Task instructions:
Transcribe everything in the data word for word. Pictures are left out.

Items from a data source:
----

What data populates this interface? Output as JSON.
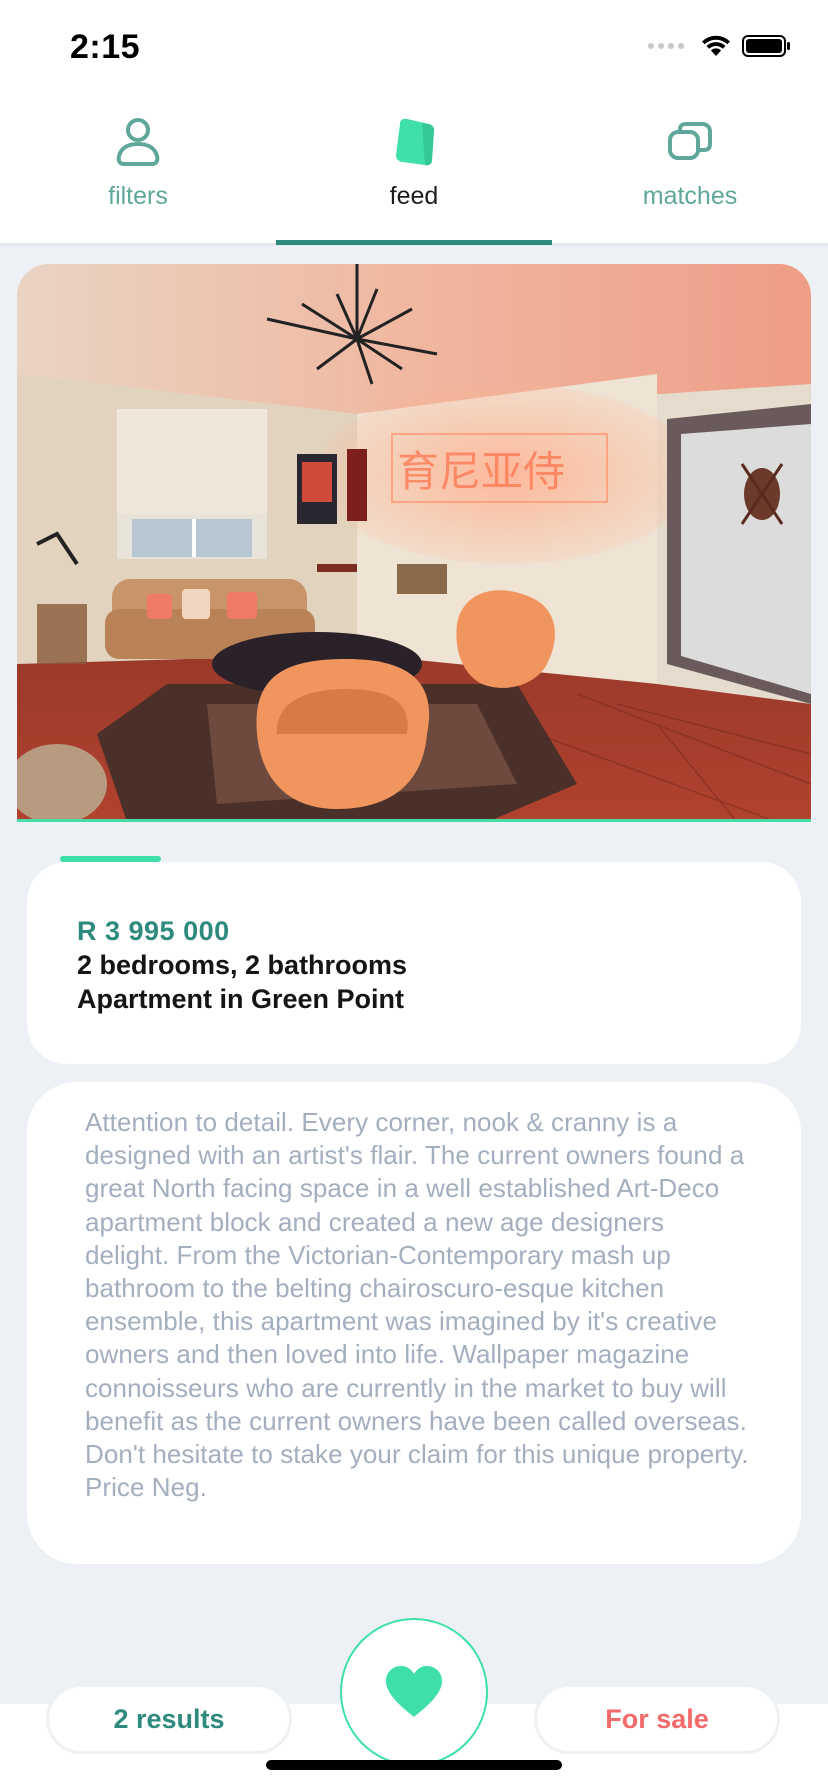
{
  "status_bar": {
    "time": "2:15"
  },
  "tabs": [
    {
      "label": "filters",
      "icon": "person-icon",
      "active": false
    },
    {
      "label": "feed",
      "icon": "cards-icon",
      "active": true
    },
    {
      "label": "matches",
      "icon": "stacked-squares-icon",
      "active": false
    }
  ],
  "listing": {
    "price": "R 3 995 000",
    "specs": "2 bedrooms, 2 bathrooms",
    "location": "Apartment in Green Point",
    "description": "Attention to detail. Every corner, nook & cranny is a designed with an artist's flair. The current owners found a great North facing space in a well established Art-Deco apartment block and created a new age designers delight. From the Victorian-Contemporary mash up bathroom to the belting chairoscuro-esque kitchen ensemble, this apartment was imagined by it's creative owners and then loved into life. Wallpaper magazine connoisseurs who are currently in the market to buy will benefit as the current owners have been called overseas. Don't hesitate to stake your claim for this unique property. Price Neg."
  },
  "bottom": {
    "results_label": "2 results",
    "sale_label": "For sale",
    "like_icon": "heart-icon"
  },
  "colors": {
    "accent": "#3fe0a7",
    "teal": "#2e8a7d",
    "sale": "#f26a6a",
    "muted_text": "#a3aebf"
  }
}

----

Output:
What data populates this interface? Output as JSON.
{
  "status_bar": {
    "time": "2:15"
  },
  "tabs": [
    {
      "label": "filters",
      "icon": "person-icon",
      "active": false
    },
    {
      "label": "feed",
      "icon": "cards-icon",
      "active": true
    },
    {
      "label": "matches",
      "icon": "stacked-squares-icon",
      "active": false
    }
  ],
  "listing": {
    "price": "R 3 995 000",
    "specs": "2 bedrooms, 2 bathrooms",
    "location": "Apartment in Green Point",
    "description": "Attention to detail. Every corner, nook & cranny is a designed with an artist's flair. The current owners found a great North facing space in a well established Art-Deco apartment block and created a new age designers delight. From the Victorian-Contemporary mash up bathroom to the belting chairoscuro-esque kitchen ensemble, this apartment was imagined by it's creative owners and then loved into life. Wallpaper magazine connoisseurs who are currently in the market to buy will benefit as the current owners have been called overseas. Don't hesitate to stake your claim for this unique property. Price Neg."
  },
  "bottom": {
    "results_label": "2 results",
    "sale_label": "For sale",
    "like_icon": "heart-icon"
  },
  "colors": {
    "accent": "#3fe0a7",
    "teal": "#2e8a7d",
    "sale": "#f26a6a",
    "muted_text": "#a3aebf"
  }
}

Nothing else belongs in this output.